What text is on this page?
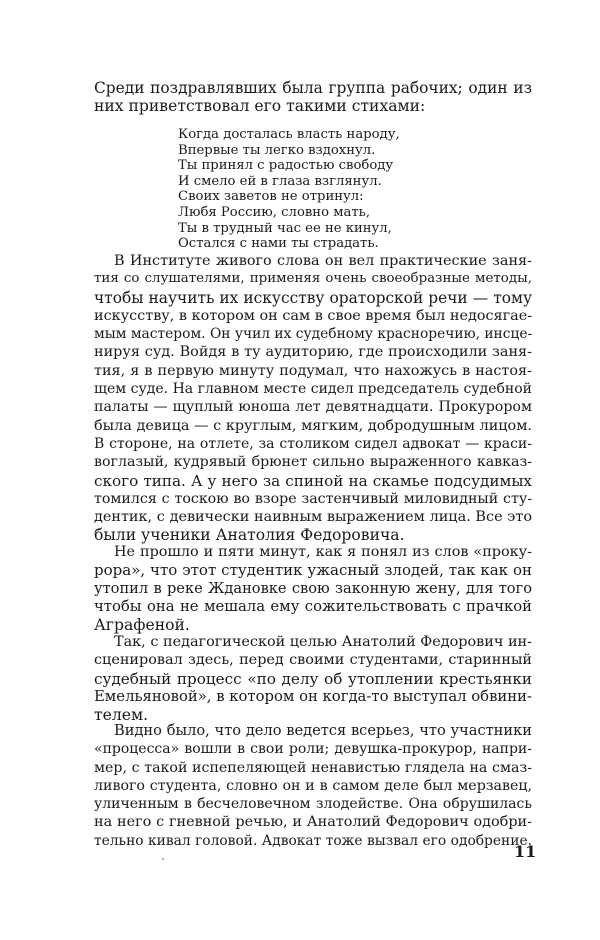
Среди поздравлявших была группа рабочих; один из
них приветствовал его такими стихами:

Когда досталась власть народу,
Впервые ты легко вздохнул.
Ты принял с радостью свободу
И смело ей в глаза взглянул.
Своих заветов не отринул:
Любя Россию, словно мать,
Ты в трудный час ее не кинул,
Остался с нами ты страдать.

В Институте живого слова он вел практические заня-
тия со слушателями, применяя очень своеобразные методы,
чтобы научить их искусству ораторской речи — тому
искусству, в котором он сам в свое время был недосягае-
мым мастером. Он учил их судебному красноречию, инсце-
нируя суд. Войдя в ту аудиторию, где происходили заня-
тия, я в первую минуту подумал, что нахожусь в настоя-
щем суде. На главном месте сидел председатель судебной
палаты — щуплый юноша лет девятнадцати. Прокурором
была девица — с круглым, мягким, добродушным лицом.
В стороне, на отлете, за столиком сидел адвокат — краси-
воглазый, кудрявый брюнет сильно выраженного кавказ-
ского типа. А у него за спиной на скамье подсудимых
томился с тоскою во взоре застенчивый миловидный сту-
дентик, с девически наивным выражением лица. Все это
были ученики Анатолия Федоровича.

Не прошло и пяти минут, как я понял из слов «проку-
рора», что этот студентик ужасный злодей, так как он
утопил в реке Ждановке свою законную жену, для того
чтобы она не мешала ему сожительствовать с прачкой
Аграфеной.

Так, с педагогической целью Анатолий Федорович ин-
сценировал здесь, перед своими студентами, старинный
судебный процесс «по делу об утоплении крестьянки
Емельяновой», в котором он когда-то выступал обвини-
телем.

Видно было, что дело ведется всерьез, что участники
«процесса» вошли в свои роли; девушка-прокурор, напри-
мер, с такой испепеляющей ненавистью глядела на смаз-
ливого студента, словно он и в самом деле был мерзавец,
уличенным в бесчеловечном злодействе. Она обрушилась
на него с гневной речью, и Анатолий Федорович одобри-
тельно кивал головой. Адвокат тоже вызвал его одобрение.

11
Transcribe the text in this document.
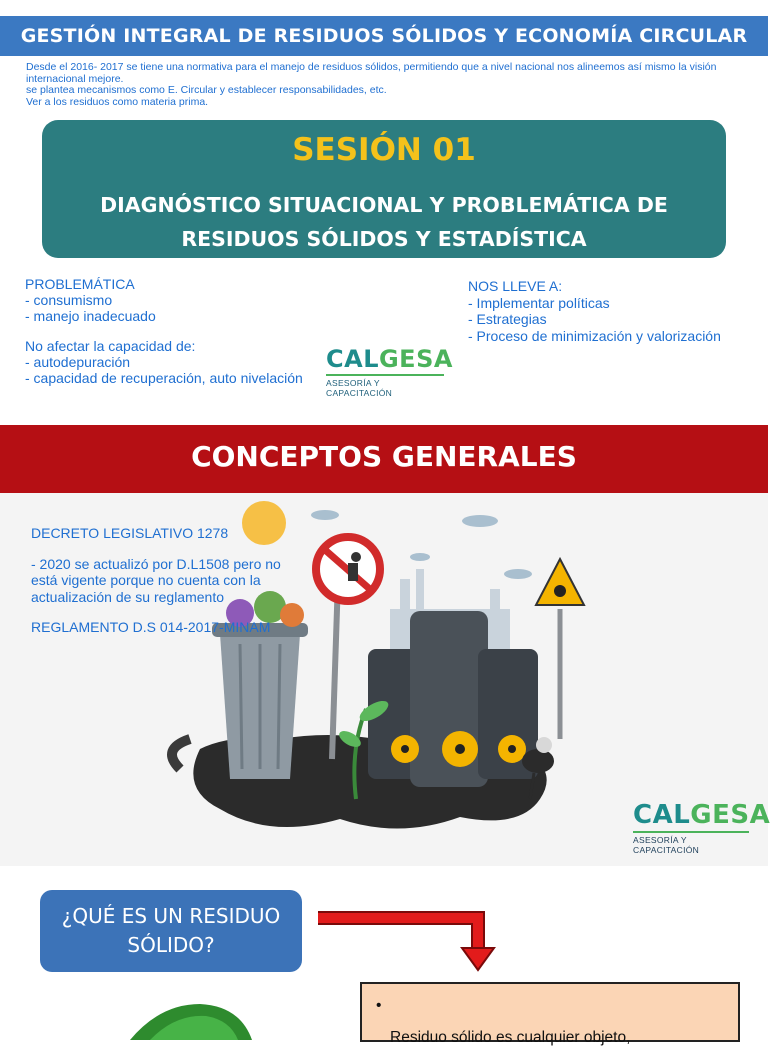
GESTIÓN INTEGRAL DE RESIDUOS SÓLIDOS Y ECONOMÍA CIRCULAR

Desde el 2016- 2017 se tiene una normativa para el manejo de residuos sólidos, permitiendo que a nivel nacional nos alineemos así mismo la visión internacional mejore.

se plantea mecanismos como E. Circular y establecer responsabilidades, etc.

Ver a los residuos como materia prima.

SESIÓN 01
DIAGNÓSTICO SITUACIONAL Y PROBLEMÁTICA DE
RESIDUOS SÓLIDOS Y ESTADÍSTICA
PROBLEMÁTICA
- consumismo
- manejo inadecuado
No afectar la capacidad de:
- autodepuración
- capacidad de recuperación, auto nivelación
NOS LLEVE A:
- Implementar políticas
- Estrategias
- Proceso de minimización y valorización
CALGESA
ASESORÍA Y CAPACITACIÓN
CONCEPTOS GENERALES
DECRETO LEGISLATIVO 1278
- 2020 se actualizó por D.L1508 pero no está vigente porque no cuenta con la actualización de su reglamento
REGLAMENTO D.S 014-2017-MINAM
CALGESA
ASESORÍA Y CAPACITACIÓN
¿QUÉ ES UN RESIDUO SÓLIDO?
•
Residuo sólido es cualquier objeto,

——

> _Aim of the task_
Scan the records above, count the lines with "PROBLEMÁTICA" in them, and give only the number.

> _Answer to the problem_
2